- _EXERCISE DESCRIPTION_: Give a verbatim copy of the lines below, minus the pictures.

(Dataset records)
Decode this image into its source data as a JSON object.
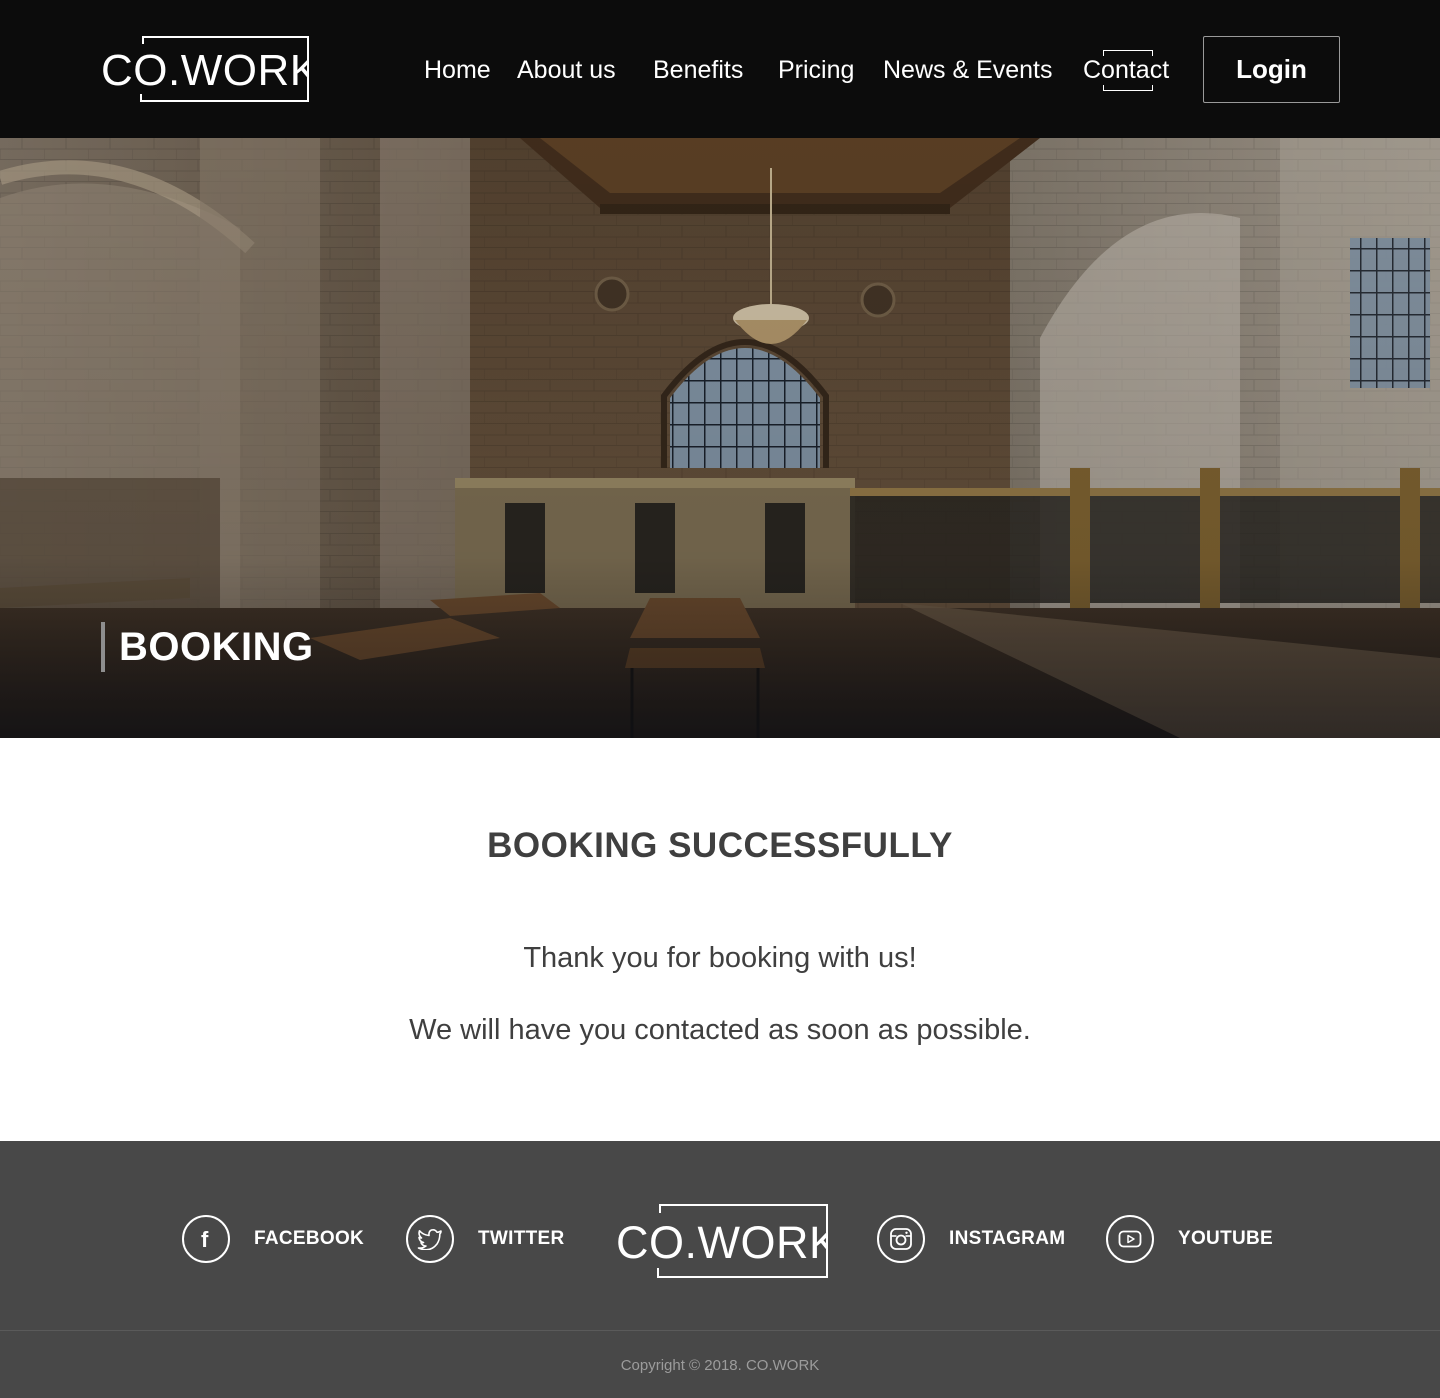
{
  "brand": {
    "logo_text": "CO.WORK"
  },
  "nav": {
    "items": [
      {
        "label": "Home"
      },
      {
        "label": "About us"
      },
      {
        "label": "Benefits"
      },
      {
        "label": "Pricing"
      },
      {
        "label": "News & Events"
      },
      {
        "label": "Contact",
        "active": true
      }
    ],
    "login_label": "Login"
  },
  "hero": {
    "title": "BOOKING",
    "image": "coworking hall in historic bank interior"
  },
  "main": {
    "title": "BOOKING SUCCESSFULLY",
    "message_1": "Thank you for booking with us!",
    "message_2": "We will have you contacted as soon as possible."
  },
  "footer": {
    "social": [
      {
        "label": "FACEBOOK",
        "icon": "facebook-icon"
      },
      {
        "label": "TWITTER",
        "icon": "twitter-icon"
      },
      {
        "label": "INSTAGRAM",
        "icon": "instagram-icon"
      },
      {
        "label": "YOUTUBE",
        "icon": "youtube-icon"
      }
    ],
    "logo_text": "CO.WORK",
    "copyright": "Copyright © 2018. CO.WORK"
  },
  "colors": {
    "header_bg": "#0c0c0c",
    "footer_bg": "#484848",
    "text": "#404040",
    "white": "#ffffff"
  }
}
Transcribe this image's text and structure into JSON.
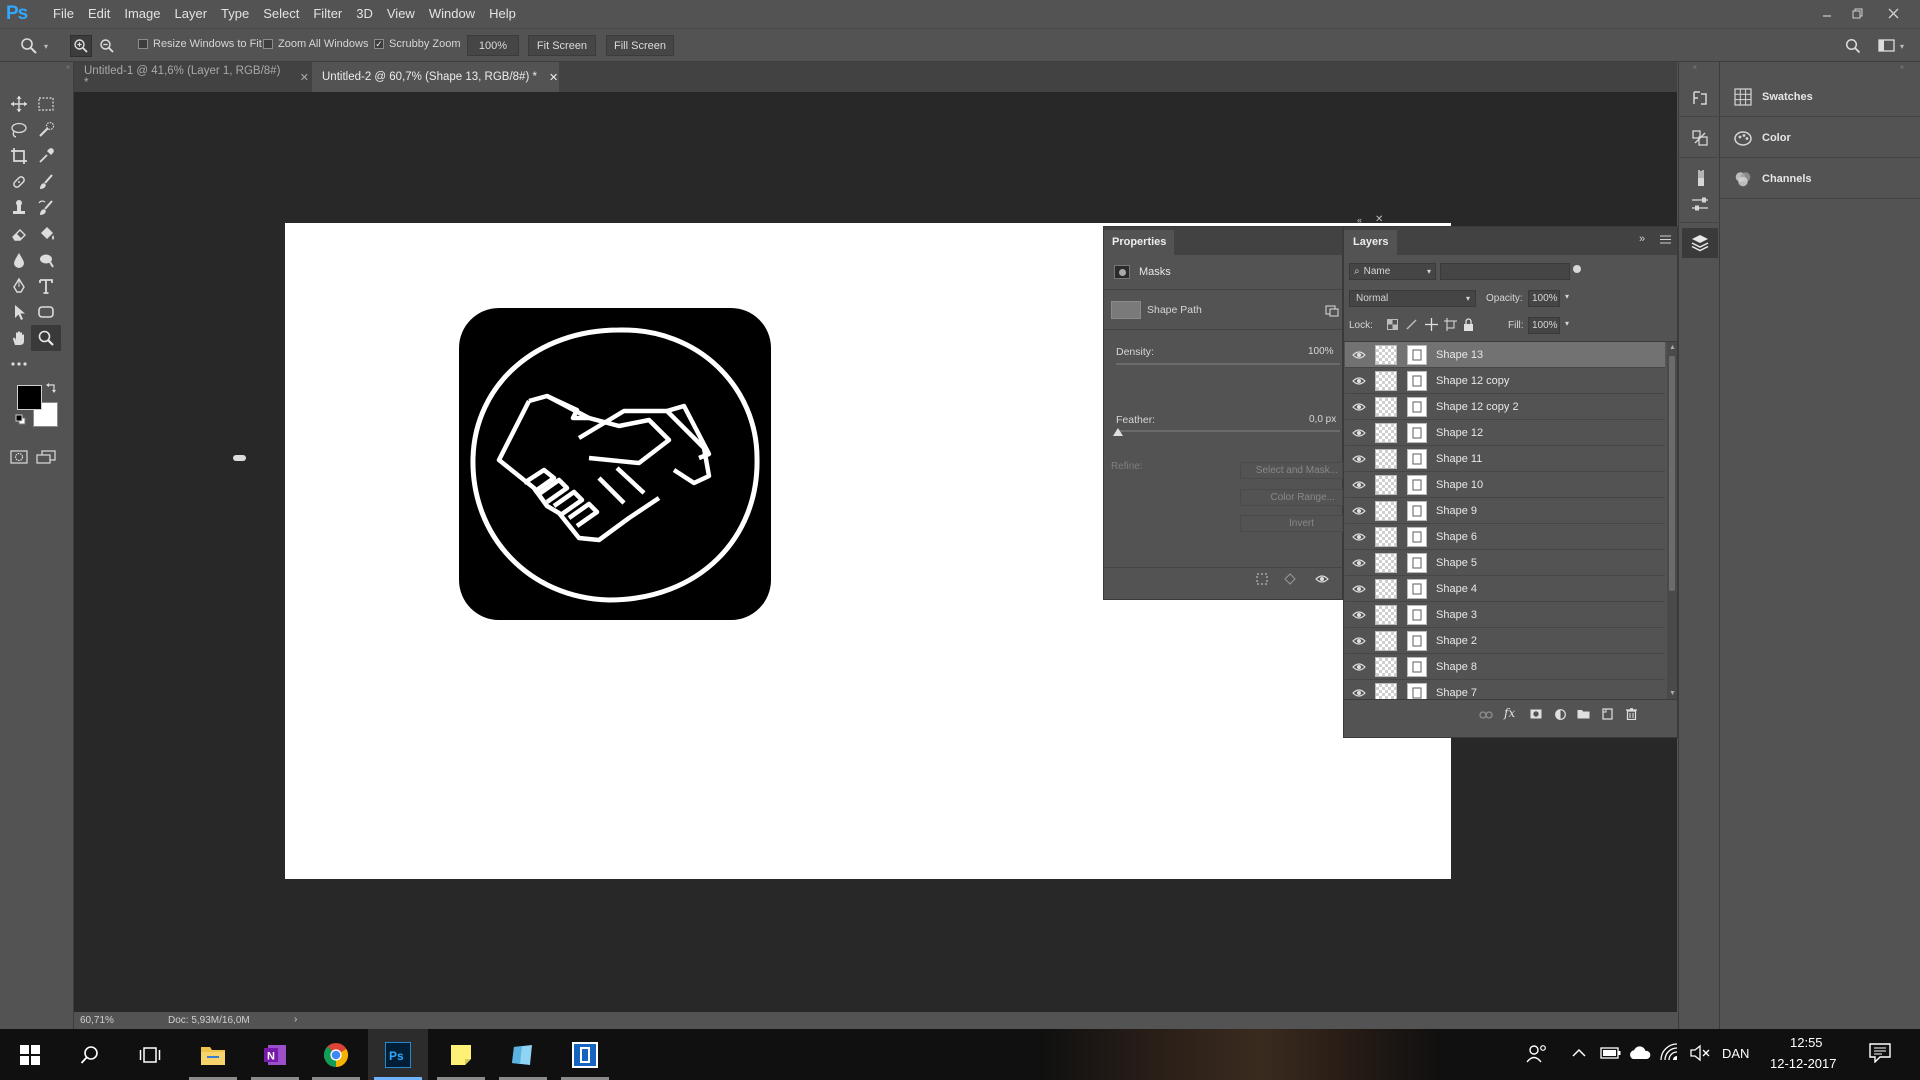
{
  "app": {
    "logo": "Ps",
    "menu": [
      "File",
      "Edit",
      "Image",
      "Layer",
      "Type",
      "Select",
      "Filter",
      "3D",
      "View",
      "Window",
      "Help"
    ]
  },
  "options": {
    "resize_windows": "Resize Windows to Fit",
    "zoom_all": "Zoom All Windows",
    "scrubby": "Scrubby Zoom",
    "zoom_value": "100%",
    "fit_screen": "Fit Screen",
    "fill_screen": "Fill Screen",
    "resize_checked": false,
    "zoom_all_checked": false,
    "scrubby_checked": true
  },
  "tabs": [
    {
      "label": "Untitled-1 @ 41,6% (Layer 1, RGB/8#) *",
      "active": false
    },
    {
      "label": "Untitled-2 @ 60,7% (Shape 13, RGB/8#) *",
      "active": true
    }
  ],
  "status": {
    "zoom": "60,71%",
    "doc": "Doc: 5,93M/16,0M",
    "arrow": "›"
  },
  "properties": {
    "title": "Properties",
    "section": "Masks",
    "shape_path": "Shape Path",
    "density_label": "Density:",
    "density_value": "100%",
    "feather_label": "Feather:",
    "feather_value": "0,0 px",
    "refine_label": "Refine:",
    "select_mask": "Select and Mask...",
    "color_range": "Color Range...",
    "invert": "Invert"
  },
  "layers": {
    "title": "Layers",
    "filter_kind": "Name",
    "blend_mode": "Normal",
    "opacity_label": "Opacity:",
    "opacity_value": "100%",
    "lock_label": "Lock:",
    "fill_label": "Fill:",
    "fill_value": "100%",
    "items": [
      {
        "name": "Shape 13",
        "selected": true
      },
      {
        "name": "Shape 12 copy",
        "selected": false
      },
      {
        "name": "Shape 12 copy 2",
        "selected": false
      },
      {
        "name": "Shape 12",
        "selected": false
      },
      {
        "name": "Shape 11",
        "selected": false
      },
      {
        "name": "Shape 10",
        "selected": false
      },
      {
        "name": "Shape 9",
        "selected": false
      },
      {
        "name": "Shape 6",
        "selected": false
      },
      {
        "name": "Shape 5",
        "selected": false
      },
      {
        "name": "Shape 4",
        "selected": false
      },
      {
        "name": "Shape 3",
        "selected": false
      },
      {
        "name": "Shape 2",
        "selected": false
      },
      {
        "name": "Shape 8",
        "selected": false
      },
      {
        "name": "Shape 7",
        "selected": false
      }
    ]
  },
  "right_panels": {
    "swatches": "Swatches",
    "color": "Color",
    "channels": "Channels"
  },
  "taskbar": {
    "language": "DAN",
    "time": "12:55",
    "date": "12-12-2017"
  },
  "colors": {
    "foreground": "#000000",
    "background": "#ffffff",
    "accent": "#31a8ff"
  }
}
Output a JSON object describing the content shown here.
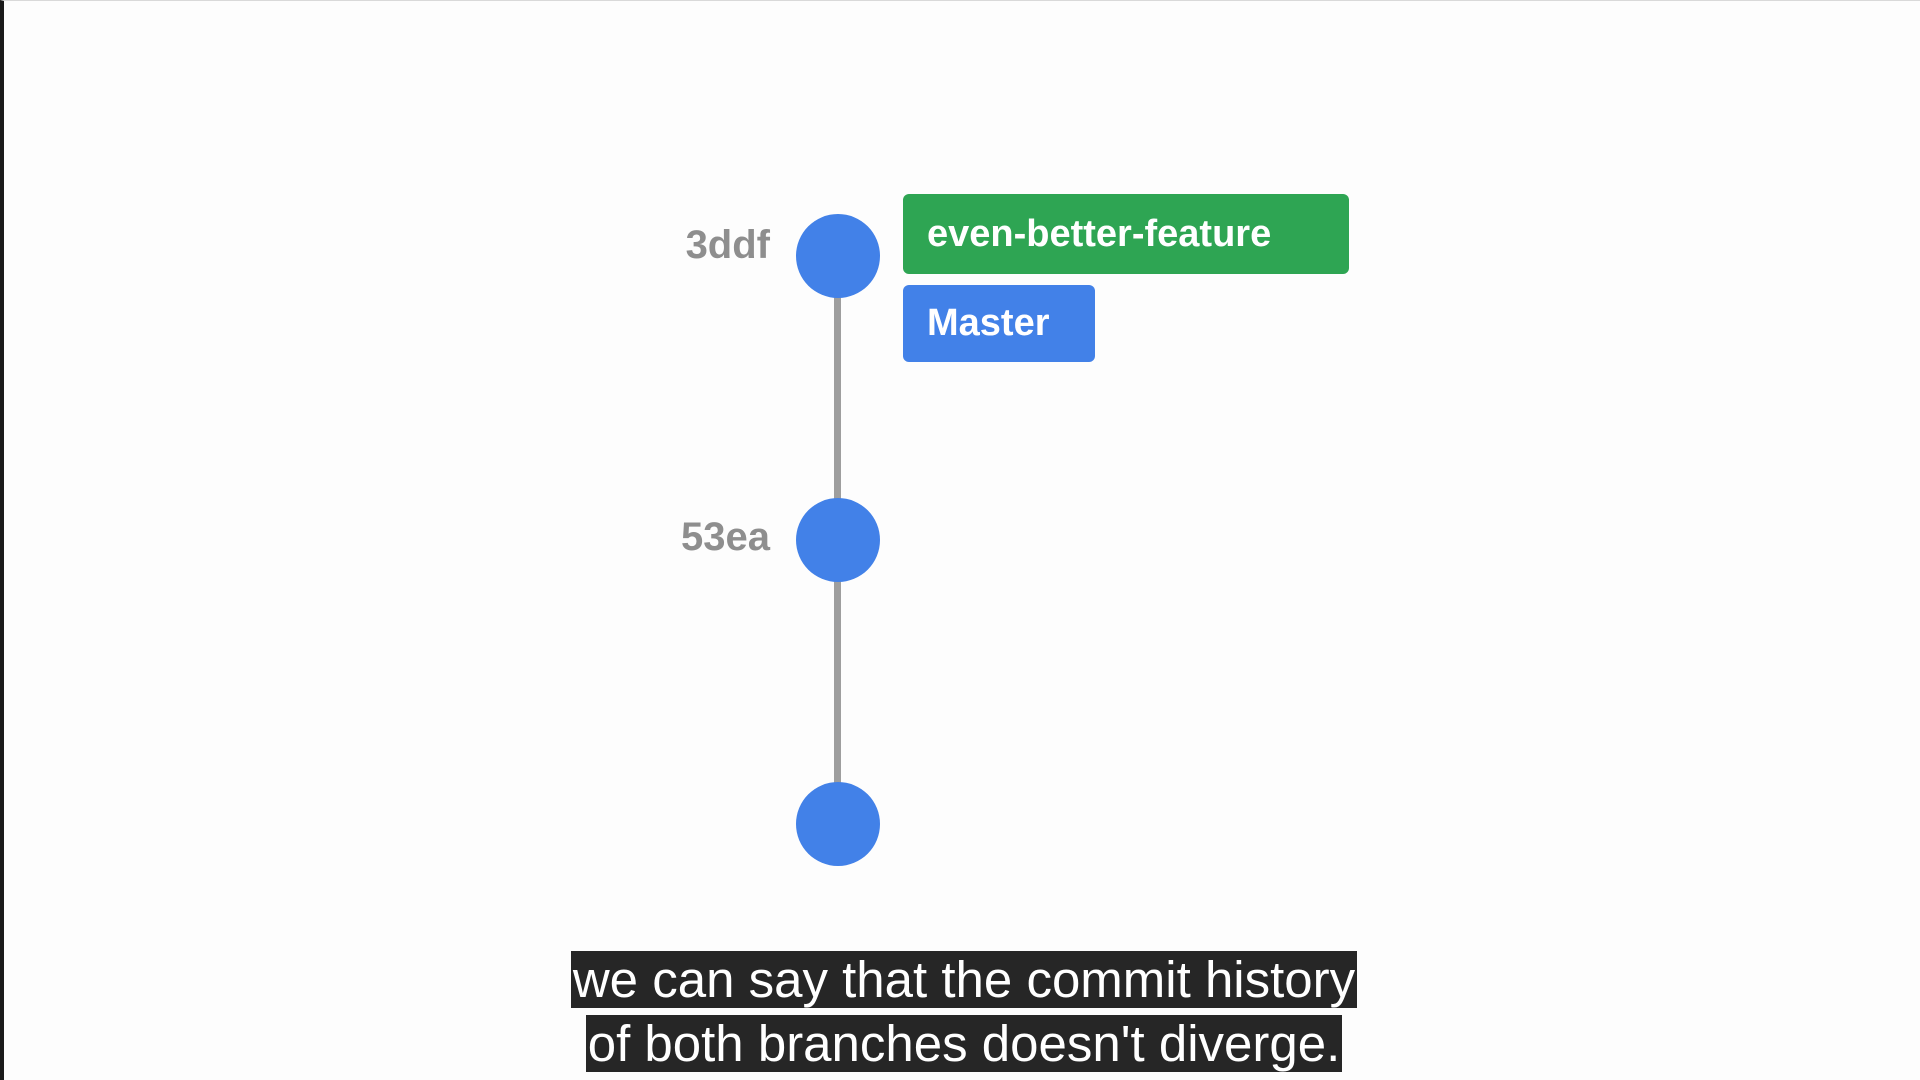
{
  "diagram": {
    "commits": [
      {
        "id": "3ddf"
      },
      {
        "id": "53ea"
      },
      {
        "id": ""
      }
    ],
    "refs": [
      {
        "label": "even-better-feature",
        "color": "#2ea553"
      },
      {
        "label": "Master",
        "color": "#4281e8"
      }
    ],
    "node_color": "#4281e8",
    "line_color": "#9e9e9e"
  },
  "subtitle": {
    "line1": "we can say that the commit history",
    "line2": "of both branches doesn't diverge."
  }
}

- _COMPLETE RESPONSE_:
Decode this image into its source data as a JSON object.
{
  "brand": {
    "logo_text": "CO.WORK"
  },
  "nav": {
    "items": [
      {
        "label": "Home"
      },
      {
        "label": "About us"
      },
      {
        "label": "Benefits"
      },
      {
        "label": "Pricing"
      },
      {
        "label": "News & Events"
      },
      {
        "label": "Contact",
        "active": true
      }
    ],
    "login_label": "Login"
  },
  "hero": {
    "title": "BOOKING",
    "image": "coworking hall in historic bank interior"
  },
  "main": {
    "title": "BOOKING SUCCESSFULLY",
    "message_1": "Thank you for booking with us!",
    "message_2": "We will have you contacted as soon as possible."
  },
  "footer": {
    "social": [
      {
        "label": "FACEBOOK",
        "icon": "facebook-icon"
      },
      {
        "label": "TWITTER",
        "icon": "twitter-icon"
      },
      {
        "label": "INSTAGRAM",
        "icon": "instagram-icon"
      },
      {
        "label": "YOUTUBE",
        "icon": "youtube-icon"
      }
    ],
    "logo_text": "CO.WORK",
    "copyright": "Copyright © 2018. CO.WORK"
  },
  "colors": {
    "header_bg": "#0c0c0c",
    "footer_bg": "#484848",
    "text": "#404040",
    "white": "#ffffff"
  }
}
Transcribe this image's text and structure into JSON.
{
  "app": {
    "logo": "Ps",
    "menu": [
      "File",
      "Edit",
      "Image",
      "Layer",
      "Type",
      "Select",
      "Filter",
      "3D",
      "View",
      "Window",
      "Help"
    ]
  },
  "options": {
    "resize_windows": "Resize Windows to Fit",
    "zoom_all": "Zoom All Windows",
    "scrubby": "Scrubby Zoom",
    "zoom_value": "100%",
    "fit_screen": "Fit Screen",
    "fill_screen": "Fill Screen",
    "resize_checked": false,
    "zoom_all_checked": false,
    "scrubby_checked": true
  },
  "tabs": [
    {
      "label": "Untitled-1 @ 41,6% (Layer 1, RGB/8#) *",
      "active": false
    },
    {
      "label": "Untitled-2 @ 60,7% (Shape 13, RGB/8#) *",
      "active": true
    }
  ],
  "status": {
    "zoom": "60,71%",
    "doc": "Doc: 5,93M/16,0M",
    "arrow": "›"
  },
  "properties": {
    "title": "Properties",
    "section": "Masks",
    "shape_path": "Shape Path",
    "density_label": "Density:",
    "density_value": "100%",
    "feather_label": "Feather:",
    "feather_value": "0,0 px",
    "refine_label": "Refine:",
    "select_mask": "Select and Mask...",
    "color_range": "Color Range...",
    "invert": "Invert"
  },
  "layers": {
    "title": "Layers",
    "filter_kind": "Name",
    "blend_mode": "Normal",
    "opacity_label": "Opacity:",
    "opacity_value": "100%",
    "lock_label": "Lock:",
    "fill_label": "Fill:",
    "fill_value": "100%",
    "items": [
      {
        "name": "Shape 13",
        "selected": true
      },
      {
        "name": "Shape 12 copy",
        "selected": false
      },
      {
        "name": "Shape 12 copy 2",
        "selected": false
      },
      {
        "name": "Shape 12",
        "selected": false
      },
      {
        "name": "Shape 11",
        "selected": false
      },
      {
        "name": "Shape 10",
        "selected": false
      },
      {
        "name": "Shape 9",
        "selected": false
      },
      {
        "name": "Shape 6",
        "selected": false
      },
      {
        "name": "Shape 5",
        "selected": false
      },
      {
        "name": "Shape 4",
        "selected": false
      },
      {
        "name": "Shape 3",
        "selected": false
      },
      {
        "name": "Shape 2",
        "selected": false
      },
      {
        "name": "Shape 8",
        "selected": false
      },
      {
        "name": "Shape 7",
        "selected": false
      }
    ]
  },
  "right_panels": {
    "swatches": "Swatches",
    "color": "Color",
    "channels": "Channels"
  },
  "taskbar": {
    "language": "DAN",
    "time": "12:55",
    "date": "12-12-2017"
  },
  "colors": {
    "foreground": "#000000",
    "background": "#ffffff",
    "accent": "#31a8ff"
  }
}
Output a JSON object describing the content shown here.
{
  "diagram": {
    "commits": [
      {
        "id": "3ddf"
      },
      {
        "id": "53ea"
      },
      {
        "id": ""
      }
    ],
    "refs": [
      {
        "label": "even-better-feature",
        "color": "#2ea553"
      },
      {
        "label": "Master",
        "color": "#4281e8"
      }
    ],
    "node_color": "#4281e8",
    "line_color": "#9e9e9e"
  },
  "subtitle": {
    "line1": "we can say that the commit history",
    "line2": "of both branches doesn't diverge."
  }
}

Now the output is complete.